_REQUIRED ACTIONS:_
1. According to the seminar announcement, after what date will only the international foot definition be used in the United States?
2. From the seminar announcement, copy the passage from "OneNOAA Science Seminar" to "National Geodetic Survey.".

Title: Putting the Best “Foot” Forward: Ending the Era of the U.S. Survey Foot
Presenter(s): Dr. Michael Dennis, National Geodetic Survey
Date & Time: 12 December 2019
2:00 pm - 3:00 pm ET
Location: Webinar Access
Description:

OneNOAA Science Seminar Series

Title: Putting the Best “Foot” Forward: Ending the Era of the U.S. Survey Foot

Presenter(s):
Dr. Michael Dennis,  National Geodetic Survey 

Sponsor(s):
NOAA's National Geodetic Survey.

POC:
Steve Vogel, National Geodetic Survey
Webinar Access: https://register.gotowebinar.com/register/4683314105040172290

Abstract:
An era will soon end. In 1959, the name “U.S. survey foot” was given to an existing definition so that its use could temporarily continue alongside the new “international foot.” After December 31, 2022, only the international foot definition will be used in the United States: 1 foot = 0.3048 meter exactly (but simply called the “foot”). That will stop the simultaneous use of two nearly identical foot versions that differ by only 0.01 foot per mile.
NGS and the National Institute of Standards and Technology have collaborated to resolve the problem of two feet, as described in this webinar by:
  • Giving an overview of the history
  • Providing examples of problems encountered
  • Summarizing public comments received
  • Charting a path forward as part of modernizing the National Spatial Reference System
The intent is to provide national uniformity of length measurement in an orderly fashion with minimum disruption. It will end a dilemma that has persisted for over 60 years.

_GIVEN INFORMATION:_
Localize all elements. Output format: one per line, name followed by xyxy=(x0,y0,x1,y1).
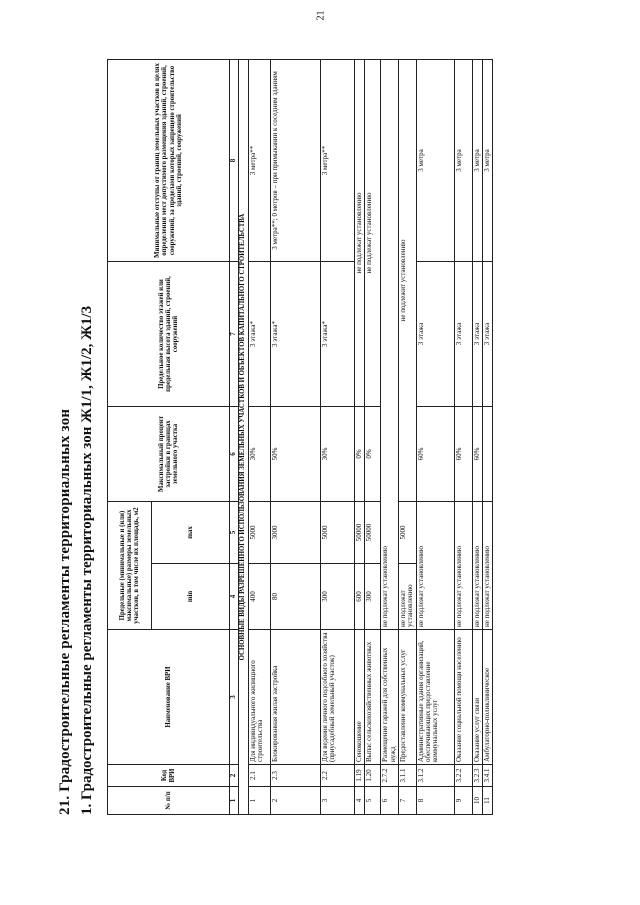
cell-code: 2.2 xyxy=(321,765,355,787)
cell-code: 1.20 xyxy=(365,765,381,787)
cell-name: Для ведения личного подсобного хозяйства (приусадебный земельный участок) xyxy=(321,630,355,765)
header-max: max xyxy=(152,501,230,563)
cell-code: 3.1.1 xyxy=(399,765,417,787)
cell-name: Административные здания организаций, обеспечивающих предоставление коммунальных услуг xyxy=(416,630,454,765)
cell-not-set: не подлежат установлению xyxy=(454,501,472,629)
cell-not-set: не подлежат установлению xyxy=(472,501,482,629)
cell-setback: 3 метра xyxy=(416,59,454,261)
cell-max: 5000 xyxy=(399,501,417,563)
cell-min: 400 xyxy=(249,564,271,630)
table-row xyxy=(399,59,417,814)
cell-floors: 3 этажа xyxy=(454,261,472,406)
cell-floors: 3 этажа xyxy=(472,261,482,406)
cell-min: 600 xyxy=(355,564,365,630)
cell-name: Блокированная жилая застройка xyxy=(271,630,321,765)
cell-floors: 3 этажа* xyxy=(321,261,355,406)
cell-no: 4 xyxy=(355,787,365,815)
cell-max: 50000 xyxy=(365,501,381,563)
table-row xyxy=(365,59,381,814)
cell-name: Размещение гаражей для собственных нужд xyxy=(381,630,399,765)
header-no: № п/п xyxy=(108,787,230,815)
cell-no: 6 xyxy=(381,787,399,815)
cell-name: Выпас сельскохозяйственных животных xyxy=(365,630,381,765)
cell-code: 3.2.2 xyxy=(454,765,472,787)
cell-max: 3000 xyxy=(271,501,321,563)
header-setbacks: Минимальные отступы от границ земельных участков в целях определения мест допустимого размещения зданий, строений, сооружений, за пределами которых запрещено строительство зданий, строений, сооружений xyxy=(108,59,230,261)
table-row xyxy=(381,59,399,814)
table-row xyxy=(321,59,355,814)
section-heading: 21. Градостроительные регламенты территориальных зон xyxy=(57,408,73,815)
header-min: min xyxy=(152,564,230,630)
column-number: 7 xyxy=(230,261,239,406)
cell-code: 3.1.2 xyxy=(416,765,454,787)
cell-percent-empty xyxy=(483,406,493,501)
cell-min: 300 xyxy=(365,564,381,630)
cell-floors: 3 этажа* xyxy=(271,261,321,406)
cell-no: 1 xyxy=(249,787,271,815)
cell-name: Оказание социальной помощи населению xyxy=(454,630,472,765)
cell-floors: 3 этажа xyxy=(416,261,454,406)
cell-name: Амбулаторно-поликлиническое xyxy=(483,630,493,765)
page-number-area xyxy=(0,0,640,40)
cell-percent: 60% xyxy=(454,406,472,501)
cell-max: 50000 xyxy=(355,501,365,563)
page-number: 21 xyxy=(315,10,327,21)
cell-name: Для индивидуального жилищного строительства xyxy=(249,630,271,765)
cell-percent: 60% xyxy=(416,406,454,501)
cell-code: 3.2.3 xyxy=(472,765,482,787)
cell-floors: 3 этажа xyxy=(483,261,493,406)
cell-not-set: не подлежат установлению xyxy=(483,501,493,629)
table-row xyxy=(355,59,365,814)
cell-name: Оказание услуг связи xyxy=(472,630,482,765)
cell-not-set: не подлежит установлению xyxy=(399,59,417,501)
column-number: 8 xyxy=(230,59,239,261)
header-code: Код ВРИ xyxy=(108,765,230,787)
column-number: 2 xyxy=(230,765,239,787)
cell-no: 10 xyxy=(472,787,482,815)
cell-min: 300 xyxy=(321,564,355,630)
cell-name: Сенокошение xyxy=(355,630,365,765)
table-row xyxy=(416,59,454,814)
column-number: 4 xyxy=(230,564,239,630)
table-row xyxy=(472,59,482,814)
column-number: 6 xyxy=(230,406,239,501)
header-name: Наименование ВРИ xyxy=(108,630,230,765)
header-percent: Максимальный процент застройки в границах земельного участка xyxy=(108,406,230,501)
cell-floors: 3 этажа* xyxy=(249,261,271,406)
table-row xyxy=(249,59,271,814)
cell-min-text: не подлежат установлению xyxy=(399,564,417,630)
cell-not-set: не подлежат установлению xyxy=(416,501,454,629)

_SOLUTIONS:_
1. After December 31, 2022.

2.
OneNOAA Science Seminar Series

Title: Putting the Best “Foot” Forward: Ending the Era of the U.S. Survey Foot

Presenter(s):
Dr. Michael Dennis,  National Geodetic Survey 

Sponsor(s):
NOAA's National Geodetic Survey.